# Prompt
Copy each line below in which the string "JSON" occurs.

[Figure record listings]

────────

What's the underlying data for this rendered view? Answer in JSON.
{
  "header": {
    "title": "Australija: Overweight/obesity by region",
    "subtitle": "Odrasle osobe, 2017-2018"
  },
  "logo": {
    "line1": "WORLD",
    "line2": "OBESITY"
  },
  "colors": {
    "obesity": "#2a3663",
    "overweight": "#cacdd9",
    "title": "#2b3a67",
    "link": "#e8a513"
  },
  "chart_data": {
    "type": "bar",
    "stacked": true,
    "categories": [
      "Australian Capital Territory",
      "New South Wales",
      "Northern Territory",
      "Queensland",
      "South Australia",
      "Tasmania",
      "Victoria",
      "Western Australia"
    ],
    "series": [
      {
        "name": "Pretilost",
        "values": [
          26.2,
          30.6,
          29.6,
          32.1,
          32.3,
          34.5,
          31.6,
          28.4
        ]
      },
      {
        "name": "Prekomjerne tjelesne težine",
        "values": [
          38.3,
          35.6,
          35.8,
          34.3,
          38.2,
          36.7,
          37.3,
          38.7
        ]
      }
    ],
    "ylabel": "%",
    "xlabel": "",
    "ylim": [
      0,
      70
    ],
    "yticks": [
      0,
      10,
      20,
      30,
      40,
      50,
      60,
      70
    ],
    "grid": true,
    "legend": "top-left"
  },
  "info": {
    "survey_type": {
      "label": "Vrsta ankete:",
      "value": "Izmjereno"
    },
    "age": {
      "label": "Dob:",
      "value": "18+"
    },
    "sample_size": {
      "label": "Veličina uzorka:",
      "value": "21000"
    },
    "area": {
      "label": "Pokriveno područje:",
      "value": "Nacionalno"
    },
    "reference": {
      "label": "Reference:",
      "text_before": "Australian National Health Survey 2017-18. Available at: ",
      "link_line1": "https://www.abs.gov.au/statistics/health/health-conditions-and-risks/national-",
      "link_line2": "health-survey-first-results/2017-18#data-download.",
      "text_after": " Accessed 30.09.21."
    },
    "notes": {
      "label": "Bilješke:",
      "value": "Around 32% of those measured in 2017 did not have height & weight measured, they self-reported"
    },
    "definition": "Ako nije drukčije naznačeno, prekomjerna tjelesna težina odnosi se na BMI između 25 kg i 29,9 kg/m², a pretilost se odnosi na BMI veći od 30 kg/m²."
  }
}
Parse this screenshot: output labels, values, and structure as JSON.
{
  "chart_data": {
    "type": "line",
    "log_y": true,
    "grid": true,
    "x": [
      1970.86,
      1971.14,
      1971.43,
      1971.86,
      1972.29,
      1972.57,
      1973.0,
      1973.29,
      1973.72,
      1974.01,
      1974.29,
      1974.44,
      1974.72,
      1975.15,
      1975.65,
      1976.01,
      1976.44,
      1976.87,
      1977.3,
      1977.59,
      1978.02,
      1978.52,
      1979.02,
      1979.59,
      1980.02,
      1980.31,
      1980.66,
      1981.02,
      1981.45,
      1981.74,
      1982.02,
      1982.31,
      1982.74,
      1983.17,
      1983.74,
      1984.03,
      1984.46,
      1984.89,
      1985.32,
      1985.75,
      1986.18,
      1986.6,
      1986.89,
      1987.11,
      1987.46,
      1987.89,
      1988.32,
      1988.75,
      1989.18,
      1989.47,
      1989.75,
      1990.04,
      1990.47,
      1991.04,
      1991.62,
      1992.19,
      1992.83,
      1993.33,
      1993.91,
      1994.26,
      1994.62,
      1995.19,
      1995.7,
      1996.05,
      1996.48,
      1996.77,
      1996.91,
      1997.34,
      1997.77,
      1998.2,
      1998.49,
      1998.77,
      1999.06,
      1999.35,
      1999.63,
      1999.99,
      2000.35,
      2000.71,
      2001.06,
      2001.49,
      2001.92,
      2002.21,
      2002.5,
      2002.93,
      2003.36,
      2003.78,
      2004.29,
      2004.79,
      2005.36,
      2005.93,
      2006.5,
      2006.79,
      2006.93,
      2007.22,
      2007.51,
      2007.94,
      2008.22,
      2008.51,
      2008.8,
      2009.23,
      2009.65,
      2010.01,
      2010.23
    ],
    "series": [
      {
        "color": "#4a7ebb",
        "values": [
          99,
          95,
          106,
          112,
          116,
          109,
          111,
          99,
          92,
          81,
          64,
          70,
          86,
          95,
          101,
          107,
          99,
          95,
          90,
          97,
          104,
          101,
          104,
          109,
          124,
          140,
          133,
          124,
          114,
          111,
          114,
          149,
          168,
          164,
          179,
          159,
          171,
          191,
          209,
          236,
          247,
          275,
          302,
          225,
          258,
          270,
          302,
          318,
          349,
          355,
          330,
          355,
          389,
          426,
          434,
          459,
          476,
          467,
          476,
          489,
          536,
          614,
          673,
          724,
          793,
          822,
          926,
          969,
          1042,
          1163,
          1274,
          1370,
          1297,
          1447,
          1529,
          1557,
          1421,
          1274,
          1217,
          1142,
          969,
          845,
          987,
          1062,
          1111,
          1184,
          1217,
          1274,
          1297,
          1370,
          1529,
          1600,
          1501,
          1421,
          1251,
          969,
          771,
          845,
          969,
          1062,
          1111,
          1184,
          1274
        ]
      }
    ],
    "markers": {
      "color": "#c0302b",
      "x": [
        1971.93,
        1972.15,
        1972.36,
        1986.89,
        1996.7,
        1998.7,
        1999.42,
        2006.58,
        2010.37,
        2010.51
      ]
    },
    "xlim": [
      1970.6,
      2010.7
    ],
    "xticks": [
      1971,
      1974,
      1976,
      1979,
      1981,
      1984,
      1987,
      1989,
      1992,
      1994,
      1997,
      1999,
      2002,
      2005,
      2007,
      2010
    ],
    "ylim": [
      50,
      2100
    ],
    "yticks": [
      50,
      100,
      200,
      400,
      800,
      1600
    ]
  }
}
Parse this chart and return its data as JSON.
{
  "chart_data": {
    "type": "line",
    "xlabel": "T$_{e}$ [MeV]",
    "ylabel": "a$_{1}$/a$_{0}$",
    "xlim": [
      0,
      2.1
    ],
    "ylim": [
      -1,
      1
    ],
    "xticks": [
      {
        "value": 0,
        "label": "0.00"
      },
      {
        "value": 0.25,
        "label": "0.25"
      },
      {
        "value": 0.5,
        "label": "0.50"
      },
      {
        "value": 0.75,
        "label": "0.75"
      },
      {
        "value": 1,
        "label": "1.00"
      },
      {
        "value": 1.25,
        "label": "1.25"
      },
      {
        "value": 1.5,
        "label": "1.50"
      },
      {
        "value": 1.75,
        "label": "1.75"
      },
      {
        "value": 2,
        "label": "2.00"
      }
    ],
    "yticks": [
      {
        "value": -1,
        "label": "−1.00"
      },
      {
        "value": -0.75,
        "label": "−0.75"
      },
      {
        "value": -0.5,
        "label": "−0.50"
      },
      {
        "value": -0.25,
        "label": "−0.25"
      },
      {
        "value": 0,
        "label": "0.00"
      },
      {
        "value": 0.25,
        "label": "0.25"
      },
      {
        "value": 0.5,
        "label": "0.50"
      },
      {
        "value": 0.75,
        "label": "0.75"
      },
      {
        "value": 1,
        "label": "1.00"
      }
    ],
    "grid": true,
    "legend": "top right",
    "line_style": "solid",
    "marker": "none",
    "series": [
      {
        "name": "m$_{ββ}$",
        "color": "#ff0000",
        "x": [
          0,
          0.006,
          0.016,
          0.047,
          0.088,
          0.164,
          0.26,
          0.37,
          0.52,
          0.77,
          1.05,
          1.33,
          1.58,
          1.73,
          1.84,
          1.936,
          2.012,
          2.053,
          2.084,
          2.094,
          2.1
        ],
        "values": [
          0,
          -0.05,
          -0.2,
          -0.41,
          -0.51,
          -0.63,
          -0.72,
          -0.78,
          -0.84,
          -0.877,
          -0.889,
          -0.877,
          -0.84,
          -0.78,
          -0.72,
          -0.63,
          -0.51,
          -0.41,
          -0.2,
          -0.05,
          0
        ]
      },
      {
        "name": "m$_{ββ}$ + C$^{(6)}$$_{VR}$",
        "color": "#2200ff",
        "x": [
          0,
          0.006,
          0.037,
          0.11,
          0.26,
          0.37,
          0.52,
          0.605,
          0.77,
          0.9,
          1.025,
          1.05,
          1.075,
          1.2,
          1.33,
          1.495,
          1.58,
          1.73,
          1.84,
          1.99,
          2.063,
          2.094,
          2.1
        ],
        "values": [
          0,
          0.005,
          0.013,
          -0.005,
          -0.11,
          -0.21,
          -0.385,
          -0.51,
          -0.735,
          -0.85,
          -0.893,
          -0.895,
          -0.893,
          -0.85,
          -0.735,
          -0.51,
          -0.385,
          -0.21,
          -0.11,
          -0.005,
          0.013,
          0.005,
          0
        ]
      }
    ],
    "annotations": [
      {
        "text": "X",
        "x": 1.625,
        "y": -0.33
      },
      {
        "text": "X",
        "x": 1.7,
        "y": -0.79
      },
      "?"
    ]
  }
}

────────

# Answer to this exercise
What's the underlying data for this rendered view? Answer in JSON.
Parse this screenshot: output labels, values, and structure as JSON.
Parse this chart and return its data as JSON.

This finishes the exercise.